### Work instructions:
Write the material out again exactly.

### Stored records:
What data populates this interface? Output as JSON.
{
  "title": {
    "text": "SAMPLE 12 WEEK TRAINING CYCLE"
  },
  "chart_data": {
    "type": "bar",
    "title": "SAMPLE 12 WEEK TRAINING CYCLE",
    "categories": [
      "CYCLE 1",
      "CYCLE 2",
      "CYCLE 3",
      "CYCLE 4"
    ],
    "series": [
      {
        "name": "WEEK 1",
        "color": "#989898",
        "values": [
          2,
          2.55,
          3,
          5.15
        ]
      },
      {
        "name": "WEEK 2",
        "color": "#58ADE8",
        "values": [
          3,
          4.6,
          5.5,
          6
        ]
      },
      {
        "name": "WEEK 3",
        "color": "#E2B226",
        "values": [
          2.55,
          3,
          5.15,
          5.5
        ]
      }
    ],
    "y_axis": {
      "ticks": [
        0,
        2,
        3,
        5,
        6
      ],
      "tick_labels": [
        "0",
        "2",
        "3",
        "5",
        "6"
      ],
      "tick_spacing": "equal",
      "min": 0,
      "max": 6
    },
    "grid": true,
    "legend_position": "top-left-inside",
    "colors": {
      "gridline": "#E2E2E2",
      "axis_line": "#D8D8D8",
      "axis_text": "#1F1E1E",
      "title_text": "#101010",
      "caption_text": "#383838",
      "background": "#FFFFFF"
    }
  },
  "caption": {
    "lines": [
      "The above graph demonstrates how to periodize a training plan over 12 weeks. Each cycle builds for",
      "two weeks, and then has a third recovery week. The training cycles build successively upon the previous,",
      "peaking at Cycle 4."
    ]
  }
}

### Solution below:
What data populates this interface? Output as JSON.
{
  "title": {
    "text": "SAMPLE 12 WEEK TRAINING CYCLE"
  },
  "chart_data": {
    "type": "bar",
    "title": "SAMPLE 12 WEEK TRAINING CYCLE",
    "categories": [
      "CYCLE 1",
      "CYCLE 2",
      "CYCLE 3",
      "CYCLE 4"
    ],
    "series": [
      {
        "name": "WEEK 1",
        "color": "#989898",
        "values": [
          2,
          2.55,
          3,
          5.15
        ]
      },
      {
        "name": "WEEK 2",
        "color": "#58ADE8",
        "values": [
          3,
          4.6,
          5.5,
          6
        ]
      },
      {
        "name": "WEEK 3",
        "color": "#E2B226",
        "values": [
          2.55,
          3,
          5.15,
          5.5
        ]
      }
    ],
    "y_axis": {
      "ticks": [
        0,
        2,
        3,
        5,
        6
      ],
      "tick_labels": [
        "0",
        "2",
        "3",
        "5",
        "6"
      ],
      "tick_spacing": "equal",
      "min": 0,
      "max": 6
    },
    "grid": true,
    "legend_position": "top-left-inside",
    "colors": {
      "gridline": "#E2E2E2",
      "axis_line": "#D8D8D8",
      "axis_text": "#1F1E1E",
      "title_text": "#101010",
      "caption_text": "#383838",
      "background": "#FFFFFF"
    }
  },
  "caption": {
    "lines": [
      "The above graph demonstrates how to periodize a training plan over 12 weeks. Each cycle builds for",
      "two weeks, and then has a third recovery week. The training cycles build successively upon the previous,",
      "peaking at Cycle 4."
    ]
  }
}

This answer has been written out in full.